Entries taken from a collection:

..............................

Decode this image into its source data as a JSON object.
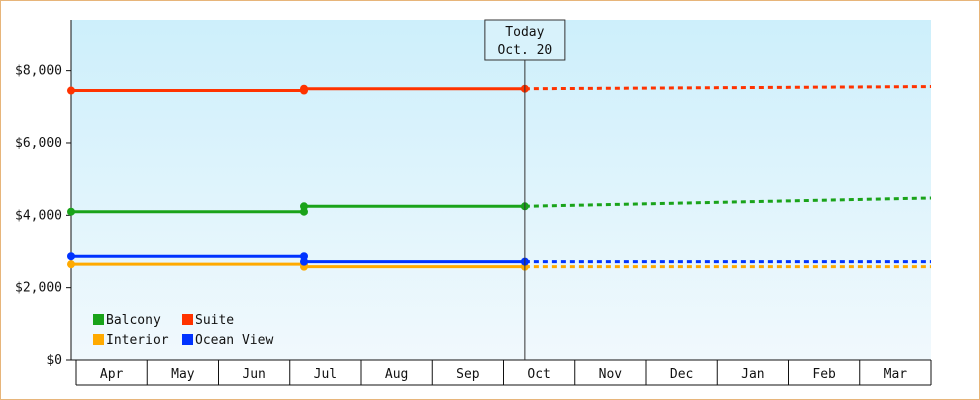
{
  "chart_data": {
    "type": "line",
    "title": "",
    "xlabel": "",
    "ylabel": "",
    "ylim": [
      0,
      9400
    ],
    "yticks": [
      0,
      2000,
      4000,
      6000,
      8000
    ],
    "ytick_labels": [
      "$0",
      "$2,000",
      "$4,000",
      "$6,000",
      "$8,000"
    ],
    "months": [
      "Apr",
      "May",
      "Jun",
      "Jul",
      "Aug",
      "Sep",
      "Oct",
      "Nov",
      "Dec",
      "Jan",
      "Feb",
      "Mar"
    ],
    "grid": false,
    "legend_placement": "bottom-left",
    "today_marker": {
      "line1": "Today",
      "line2": "Oct. 20",
      "x": 6.3
    },
    "series": [
      {
        "name": "Balcony",
        "color": "#1aa31a",
        "actual": [
          [
            0,
            4100
          ],
          [
            3.2,
            4100
          ],
          [
            3.2,
            4250
          ],
          [
            6.3,
            4250
          ]
        ],
        "projected": [
          [
            6.3,
            4250
          ],
          [
            12,
            4480
          ]
        ]
      },
      {
        "name": "Suite",
        "color": "#ff3300",
        "actual": [
          [
            0,
            7450
          ],
          [
            3.2,
            7450
          ],
          [
            3.2,
            7500
          ],
          [
            6.3,
            7500
          ]
        ],
        "projected": [
          [
            6.3,
            7500
          ],
          [
            12,
            7560
          ]
        ]
      },
      {
        "name": "Interior",
        "color": "#ffaa00",
        "actual": [
          [
            0,
            2650
          ],
          [
            3.2,
            2650
          ],
          [
            3.2,
            2580
          ],
          [
            6.3,
            2580
          ]
        ],
        "projected": [
          [
            6.3,
            2580
          ],
          [
            12,
            2580
          ]
        ]
      },
      {
        "name": "Ocean View",
        "color": "#0033ff",
        "actual": [
          [
            0,
            2870
          ],
          [
            3.2,
            2870
          ],
          [
            3.2,
            2720
          ],
          [
            6.3,
            2720
          ]
        ],
        "projected": [
          [
            6.3,
            2720
          ],
          [
            12,
            2720
          ]
        ]
      }
    ]
  }
}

..............................

#### Task requirements:
Each line containing the word "color" counts once; say how many such lines there are, giving only the number.

#### Exercise answer:
4